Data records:
--- --- ---

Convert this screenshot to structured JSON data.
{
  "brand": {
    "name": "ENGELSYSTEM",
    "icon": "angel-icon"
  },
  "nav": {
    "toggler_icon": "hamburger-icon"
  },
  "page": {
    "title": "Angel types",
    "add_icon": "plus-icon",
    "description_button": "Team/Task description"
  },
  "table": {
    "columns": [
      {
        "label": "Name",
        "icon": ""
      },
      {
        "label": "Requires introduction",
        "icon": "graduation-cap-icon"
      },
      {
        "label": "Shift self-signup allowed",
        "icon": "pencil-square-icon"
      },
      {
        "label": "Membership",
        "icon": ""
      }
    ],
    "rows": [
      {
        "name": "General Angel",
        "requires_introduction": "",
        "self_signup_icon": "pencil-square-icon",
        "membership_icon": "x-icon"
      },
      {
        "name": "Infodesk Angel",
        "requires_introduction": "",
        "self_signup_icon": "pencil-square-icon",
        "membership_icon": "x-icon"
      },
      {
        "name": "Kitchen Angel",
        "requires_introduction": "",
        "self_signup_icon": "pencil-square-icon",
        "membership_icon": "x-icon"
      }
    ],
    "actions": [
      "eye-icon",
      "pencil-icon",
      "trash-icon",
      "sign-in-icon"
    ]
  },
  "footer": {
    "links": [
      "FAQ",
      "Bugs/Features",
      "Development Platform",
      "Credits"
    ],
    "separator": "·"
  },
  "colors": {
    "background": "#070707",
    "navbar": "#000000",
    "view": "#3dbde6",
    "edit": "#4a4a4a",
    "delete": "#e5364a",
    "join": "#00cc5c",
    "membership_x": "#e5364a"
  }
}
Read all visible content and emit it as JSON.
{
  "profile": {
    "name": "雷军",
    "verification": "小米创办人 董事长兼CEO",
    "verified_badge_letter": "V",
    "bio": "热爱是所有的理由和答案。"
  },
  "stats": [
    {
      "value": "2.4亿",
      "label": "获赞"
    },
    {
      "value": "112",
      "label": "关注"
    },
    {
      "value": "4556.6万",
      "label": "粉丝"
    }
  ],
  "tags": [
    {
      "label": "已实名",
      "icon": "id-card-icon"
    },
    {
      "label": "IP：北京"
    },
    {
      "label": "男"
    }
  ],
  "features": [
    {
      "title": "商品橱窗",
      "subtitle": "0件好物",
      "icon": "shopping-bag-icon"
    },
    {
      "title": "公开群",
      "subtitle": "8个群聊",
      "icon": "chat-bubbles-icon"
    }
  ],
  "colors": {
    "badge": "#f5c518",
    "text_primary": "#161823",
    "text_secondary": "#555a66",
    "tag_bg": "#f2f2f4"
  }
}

--- --- ---

> [Work to do]
Extract each entry in full, exactly as given.

> [Solution to this problem]
Convert this screenshot to structured JSON data.
{
  "brand": {
    "name": "ENGELSYSTEM",
    "icon": "angel-icon"
  },
  "nav": {
    "toggler_icon": "hamburger-icon"
  },
  "page": {
    "title": "Angel types",
    "add_icon": "plus-icon",
    "description_button": "Team/Task description"
  },
  "table": {
    "columns": [
      {
        "label": "Name",
        "icon": ""
      },
      {
        "label": "Requires introduction",
        "icon": "graduation-cap-icon"
      },
      {
        "label": "Shift self-signup allowed",
        "icon": "pencil-square-icon"
      },
      {
        "label": "Membership",
        "icon": ""
      }
    ],
    "rows": [
      {
        "name": "General Angel",
        "requires_introduction": "",
        "self_signup_icon": "pencil-square-icon",
        "membership_icon": "x-icon"
      },
      {
        "name": "Infodesk Angel",
        "requires_introduction": "",
        "self_signup_icon": "pencil-square-icon",
        "membership_icon": "x-icon"
      },
      {
        "name": "Kitchen Angel",
        "requires_introduction": "",
        "self_signup_icon": "pencil-square-icon",
        "membership_icon": "x-icon"
      }
    ],
    "actions": [
      "eye-icon",
      "pencil-icon",
      "trash-icon",
      "sign-in-icon"
    ]
  },
  "footer": {
    "links": [
      "FAQ",
      "Bugs/Features",
      "Development Platform",
      "Credits"
    ],
    "separator": "·"
  },
  "colors": {
    "background": "#070707",
    "navbar": "#000000",
    "view": "#3dbde6",
    "edit": "#4a4a4a",
    "delete": "#e5364a",
    "join": "#00cc5c",
    "membership_x": "#e5364a"
  }
}
Read all visible content and emit it as JSON.
{
  "profile": {
    "name": "雷军",
    "verification": "小米创办人 董事长兼CEO",
    "verified_badge_letter": "V",
    "bio": "热爱是所有的理由和答案。"
  },
  "stats": [
    {
      "value": "2.4亿",
      "label": "获赞"
    },
    {
      "value": "112",
      "label": "关注"
    },
    {
      "value": "4556.6万",
      "label": "粉丝"
    }
  ],
  "tags": [
    {
      "label": "已实名",
      "icon": "id-card-icon"
    },
    {
      "label": "IP：北京"
    },
    {
      "label": "男"
    }
  ],
  "features": [
    {
      "title": "商品橱窗",
      "subtitle": "0件好物",
      "icon": "shopping-bag-icon"
    },
    {
      "title": "公开群",
      "subtitle": "8个群聊",
      "icon": "chat-bubbles-icon"
    }
  ],
  "colors": {
    "badge": "#f5c518",
    "text_primary": "#161823",
    "text_secondary": "#555a66",
    "tag_bg": "#f2f2f4"
  }
}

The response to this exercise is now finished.